### SHORT EXERCISE:
Locate the line that contains "Output a JSON" in the data that follows. Copy it and every subsequent line to the end, exactly, excluding pictures.

________________________________________

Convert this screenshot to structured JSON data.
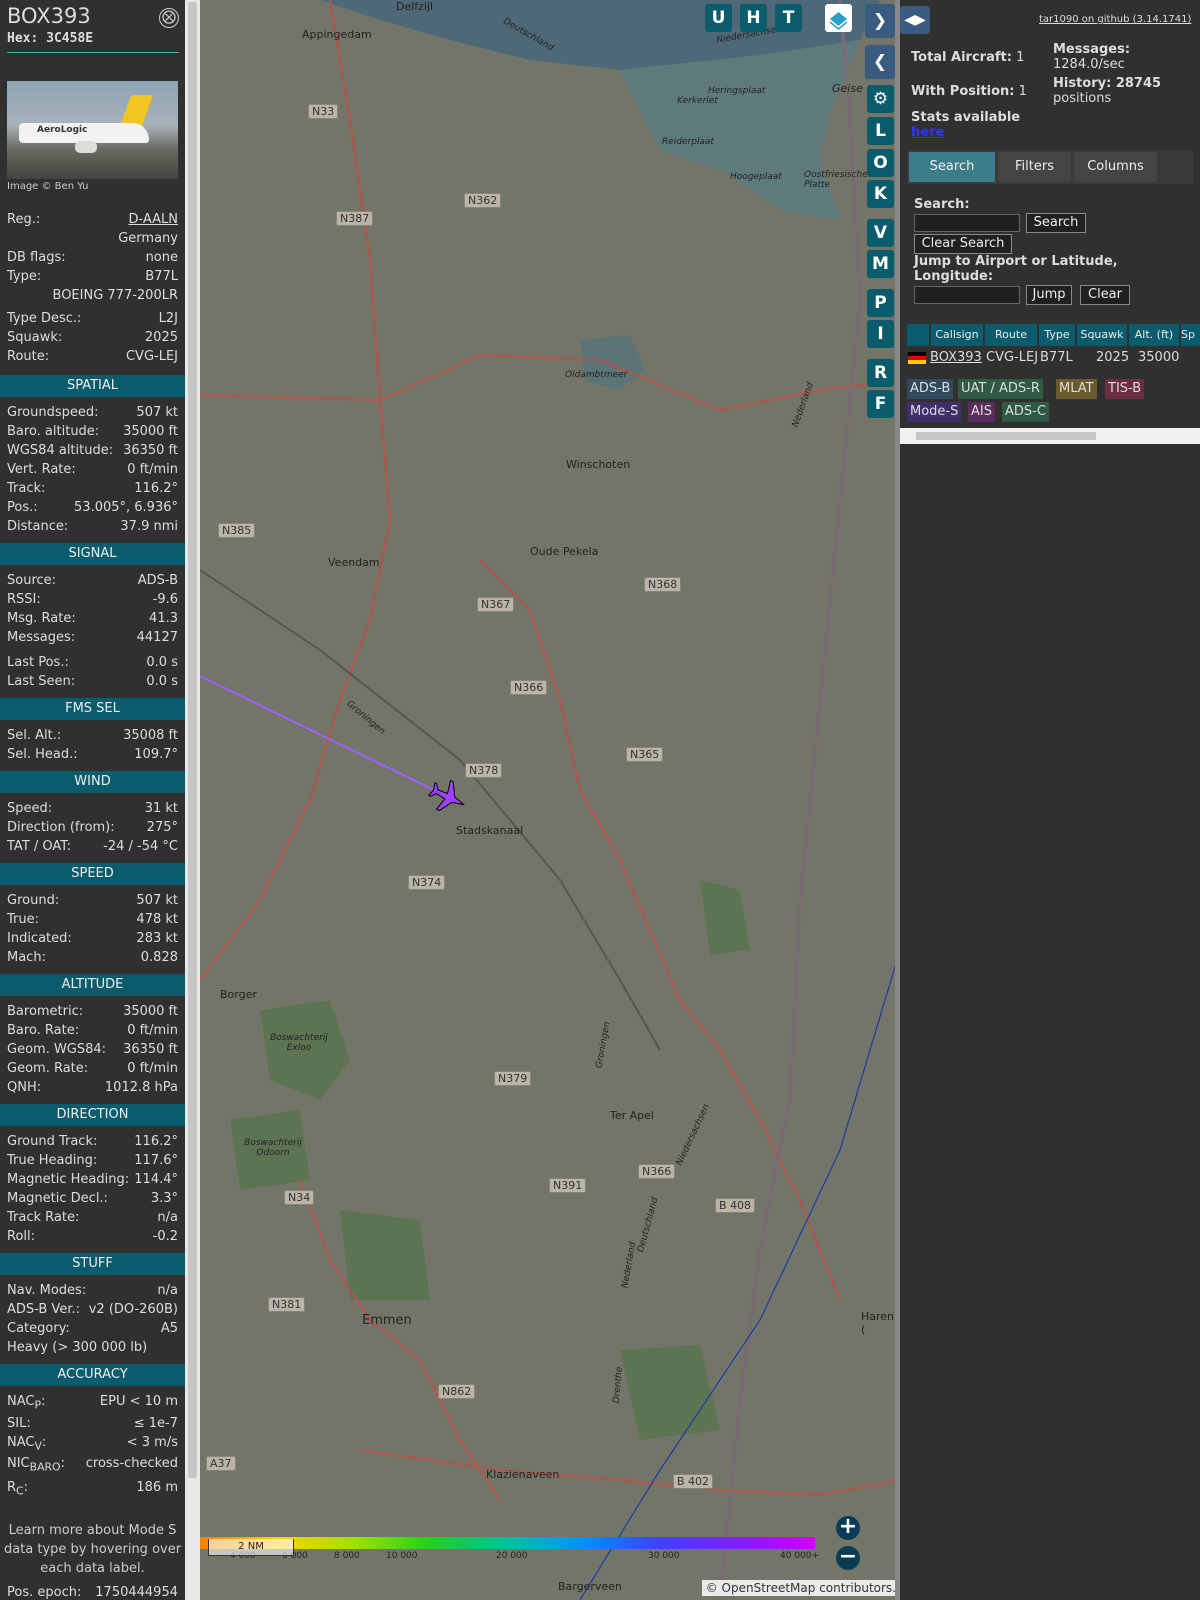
{
  "sidebar": {
    "ident": "BOX393",
    "hex": "Hex: 3C458E",
    "close_label": "⨂",
    "photo_logo": "AeroLogic",
    "photo_credit": "Image © Ben Yu",
    "reg_label": "Reg.:",
    "reg_value": "D-AALN",
    "country": "Germany",
    "dbflags_label": "DB flags:",
    "dbflags_value": "none",
    "type_label": "Type:",
    "type_value": "B77L",
    "type_full": "BOEING 777-200LR",
    "typedesc_label": "Type Desc.:",
    "typedesc_value": "L2J",
    "squawk_label": "Squawk:",
    "squawk_value": "2025",
    "route_label": "Route:",
    "route_value": "CVG-LEJ",
    "spatial": {
      "title": "SPATIAL",
      "gs_l": "Groundspeed:",
      "gs_v": "507 kt",
      "baro_l": "Baro. altitude:",
      "baro_v": "35000 ft",
      "wgs_l": "WGS84 altitude:",
      "wgs_v": "36350 ft",
      "vr_l": "Vert. Rate:",
      "vr_v": "0 ft/min",
      "track_l": "Track:",
      "track_v": "116.2°",
      "pos_l": "Pos.:",
      "pos_v": "53.005°, 6.936°",
      "dist_l": "Distance:",
      "dist_v": "37.9 nmi"
    },
    "signal": {
      "title": "SIGNAL",
      "src_l": "Source:",
      "src_v": "ADS-B",
      "rssi_l": "RSSI:",
      "rssi_v": "-9.6",
      "rate_l": "Msg. Rate:",
      "rate_v": "41.3",
      "msgs_l": "Messages:",
      "msgs_v": "44127",
      "lpos_l": "Last Pos.:",
      "lpos_v": "0.0 s",
      "lseen_l": "Last Seen:",
      "lseen_v": "0.0 s"
    },
    "fms": {
      "title": "FMS SEL",
      "alt_l": "Sel. Alt.:",
      "alt_v": "35008 ft",
      "head_l": "Sel. Head.:",
      "head_v": "109.7°"
    },
    "wind": {
      "title": "WIND",
      "spd_l": "Speed:",
      "spd_v": "31 kt",
      "dir_l": "Direction (from):",
      "dir_v": "275°",
      "tat_l": "TAT / OAT:",
      "tat_v": "-24 / -54 °C"
    },
    "speed": {
      "title": "SPEED",
      "gnd_l": "Ground:",
      "gnd_v": "507 kt",
      "true_l": "True:",
      "true_v": "478 kt",
      "ind_l": "Indicated:",
      "ind_v": "283 kt",
      "mach_l": "Mach:",
      "mach_v": "0.828"
    },
    "altitude": {
      "title": "ALTITUDE",
      "baro_l": "Barometric:",
      "baro_v": "35000 ft",
      "brate_l": "Baro. Rate:",
      "brate_v": "0 ft/min",
      "geom_l": "Geom. WGS84:",
      "geom_v": "36350 ft",
      "grate_l": "Geom. Rate:",
      "grate_v": "0 ft/min",
      "qnh_l": "QNH:",
      "qnh_v": "1012.8 hPa"
    },
    "direction": {
      "title": "DIRECTION",
      "gt_l": "Ground Track:",
      "gt_v": "116.2°",
      "th_l": "True Heading:",
      "th_v": "117.6°",
      "mh_l": "Magnetic Heading:",
      "mh_v": "114.4°",
      "md_l": "Magnetic Decl.:",
      "md_v": "3.3°",
      "tr_l": "Track Rate:",
      "tr_v": "n/a",
      "roll_l": "Roll:",
      "roll_v": "-0.2"
    },
    "stuff": {
      "title": "STUFF",
      "nav_l": "Nav. Modes:",
      "nav_v": "n/a",
      "ver_l": "ADS-B Ver.:",
      "ver_v": "v2 (DO-260B)",
      "cat_l": "Category:",
      "cat_v": "A5",
      "heavy": "Heavy (> 300 000 lb)"
    },
    "accuracy": {
      "title": "ACCURACY",
      "nacp_l": "NAC",
      "nacp_sub": "P",
      "nacp_v": "EPU < 10 m",
      "sil_l": "SIL:",
      "sil_v": "≤ 1e-7",
      "nacv_l": "NAC",
      "nacv_sub": "V",
      "nacv_v": "< 3 m/s",
      "nic_l": "NIC",
      "nic_sub": "BARO",
      "nic_v": "cross-checked",
      "rc_l": "R",
      "rc_sub": "C",
      "rc_v": "186 m"
    },
    "note": "Learn more about Mode S data type by hovering over each data label.",
    "epoch_l": "Pos. epoch:",
    "epoch_v": "1750444954"
  },
  "map": {
    "buttons": {
      "u": "U",
      "h": "H",
      "t": "T",
      "l": "L",
      "o": "O",
      "k": "K",
      "v": "V",
      "m": "M",
      "p": "P",
      "i": "I",
      "r": "R",
      "f": "F"
    },
    "places": [
      "Delfzijl",
      "Appingedam",
      "Winschoten",
      "Veendam",
      "Oude Pekela",
      "Stadskanaal",
      "Borger",
      "Ter Apel",
      "Emmen",
      "Klazienaveen",
      "Haren (",
      "Bargerveen",
      "Kerkeriet",
      "Reiderplaat",
      "Hoogeplaat",
      "Oldambtmeer",
      "Heringsplaat",
      "Boswachterij Exloo",
      "Boswachterij Odoorn",
      "Geise",
      "Oostfriesische Platte",
      "Groningen",
      "Nederland",
      "Niedersachsen",
      "Deutschland",
      "Drenthe",
      "Groningen",
      "Nederland",
      "Deutschland",
      "Niedersachsen"
    ],
    "roads": [
      "N33",
      "N387",
      "N362",
      "N385",
      "N367",
      "N368",
      "N366",
      "N378",
      "N365",
      "N374",
      "N379",
      "N391",
      "N366",
      "B 408",
      "N34",
      "N381",
      "N862",
      "A37",
      "B 402"
    ],
    "altitude_scale": [
      "4 000",
      "6 000",
      "8 000",
      "10 000",
      "20 000",
      "30 000",
      "40 000+"
    ],
    "scale_bar": "2 NM",
    "attribution_prefix": "© ",
    "attribution_link": "OpenStreetMap",
    "attribution_suffix": " contributors.",
    "zoom_in": "+",
    "zoom_out": "−"
  },
  "right": {
    "github": "tar1090 on github (3.14.1741)",
    "total_label": "Total Aircraft:",
    "total_value": "1",
    "withpos_label": "With Position:",
    "withpos_value": "1",
    "messages_label": "Messages:",
    "messages_value": "1284.0/sec",
    "history_label": "History: 28745",
    "history_value": "positions",
    "stats_text": "Stats available",
    "stats_link": "here",
    "tabs": [
      "Search",
      "Filters",
      "Columns"
    ],
    "search_label": "Search:",
    "search_button": "Search",
    "clear_search_button": "Clear Search",
    "jump_label": "Jump to Airport or Latitude, Longitude:",
    "jump_button": "Jump",
    "clear_button": "Clear",
    "table": {
      "headers": [
        "Callsign",
        "Route",
        "Type",
        "Squawk",
        "Alt. (ft)",
        "Sp"
      ],
      "row": [
        "BOX393",
        "CVG-LEJ",
        "B77L",
        "2025",
        "35000"
      ]
    },
    "badges": [
      "ADS-B",
      "UAT / ADS-R",
      "MLAT",
      "TIS-B",
      "Mode-S",
      "AIS",
      "ADS-C"
    ]
  }
}
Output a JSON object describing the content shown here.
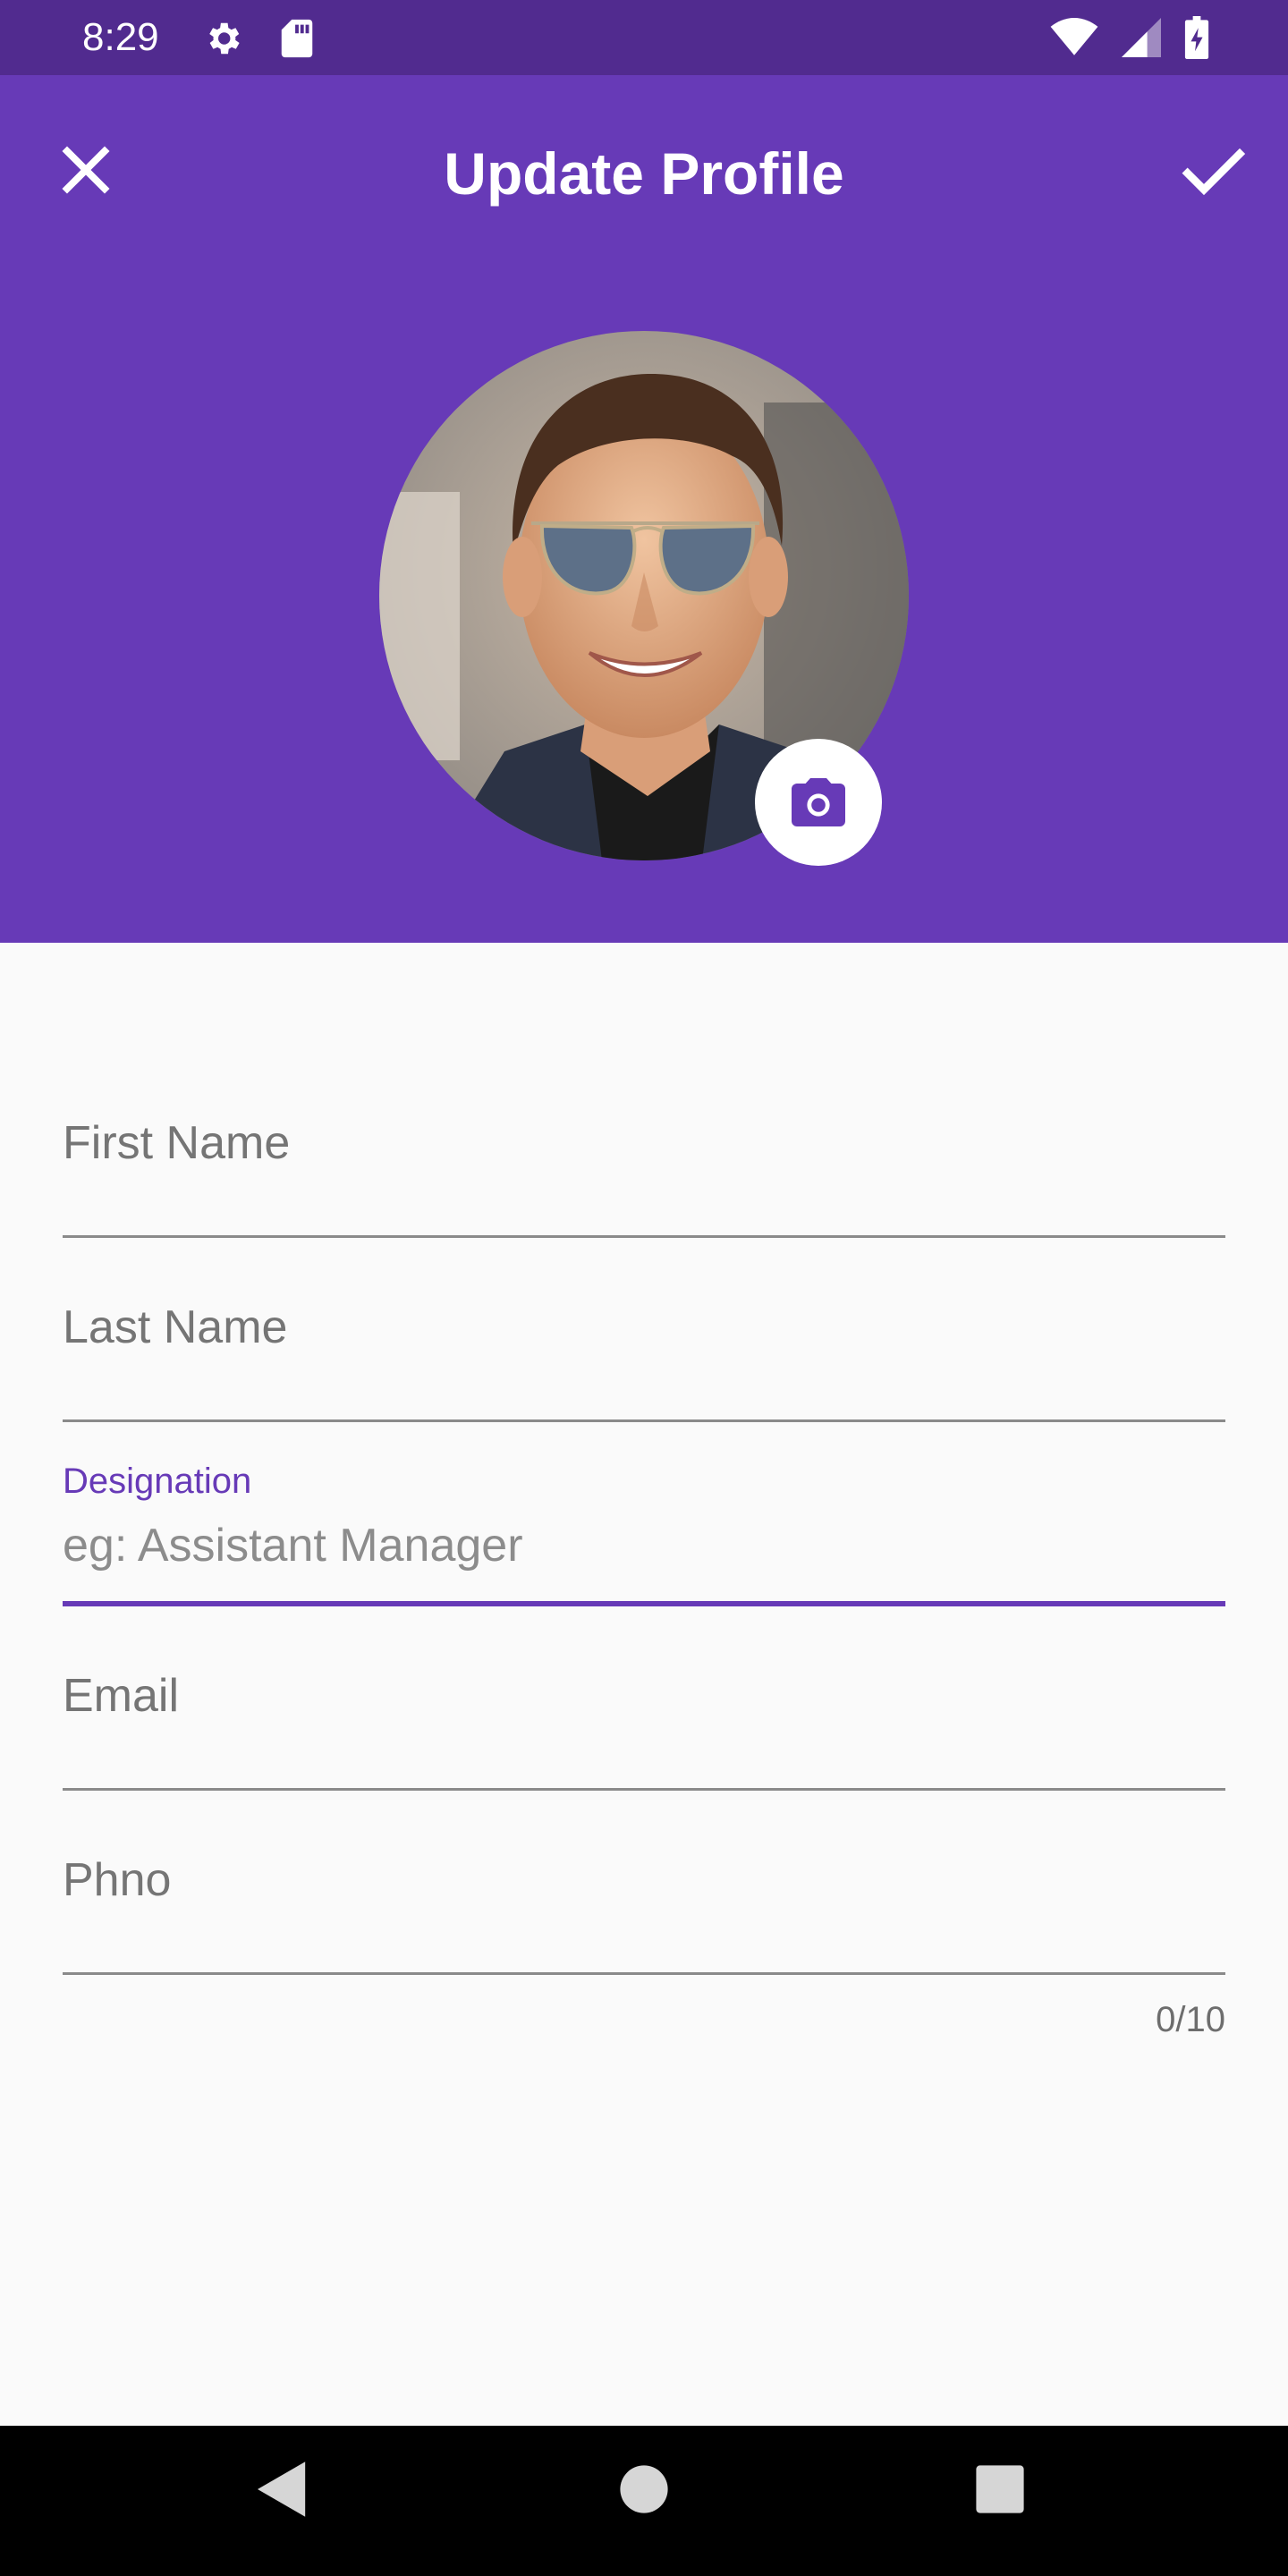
{
  "status_bar": {
    "time": "8:29",
    "icons": [
      "settings-icon",
      "sd-card-icon",
      "wifi-icon",
      "signal-icon",
      "battery-charging-icon"
    ]
  },
  "app_bar": {
    "title": "Update Profile",
    "close_icon": "close-icon",
    "confirm_icon": "check-icon",
    "background_color": "#673ab7"
  },
  "profile": {
    "avatar_description": "profile photo",
    "camera_icon": "camera-icon"
  },
  "form": {
    "first_name": {
      "label": "First Name",
      "value": ""
    },
    "last_name": {
      "label": "Last Name",
      "value": ""
    },
    "designation": {
      "label": "Designation",
      "placeholder": "eg: Assistant Manager",
      "value": ""
    },
    "email": {
      "label": "Email",
      "value": ""
    },
    "phone": {
      "label": "Phno",
      "value": "",
      "counter": "0/10"
    }
  },
  "nav_bar": {
    "icons": [
      "back-icon",
      "home-icon",
      "recents-icon"
    ]
  }
}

________________________________________

### TASK RESPONSE:
Output a JSON object describing the content shown here.
{
  "status_bar": {
    "time": "8:29",
    "icons": [
      "settings-icon",
      "sd-card-icon",
      "wifi-icon",
      "signal-icon",
      "battery-charging-icon"
    ]
  },
  "app_bar": {
    "title": "Update Profile",
    "close_icon": "close-icon",
    "confirm_icon": "check-icon",
    "background_color": "#673ab7"
  },
  "profile": {
    "avatar_description": "profile photo",
    "camera_icon": "camera-icon"
  },
  "form": {
    "first_name": {
      "label": "First Name",
      "value": ""
    },
    "last_name": {
      "label": "Last Name",
      "value": ""
    },
    "designation": {
      "label": "Designation",
      "placeholder": "eg: Assistant Manager",
      "value": ""
    },
    "email": {
      "label": "Email",
      "value": ""
    },
    "phone": {
      "label": "Phno",
      "value": "",
      "counter": "0/10"
    }
  },
  "nav_bar": {
    "icons": [
      "back-icon",
      "home-icon",
      "recents-icon"
    ]
  }
}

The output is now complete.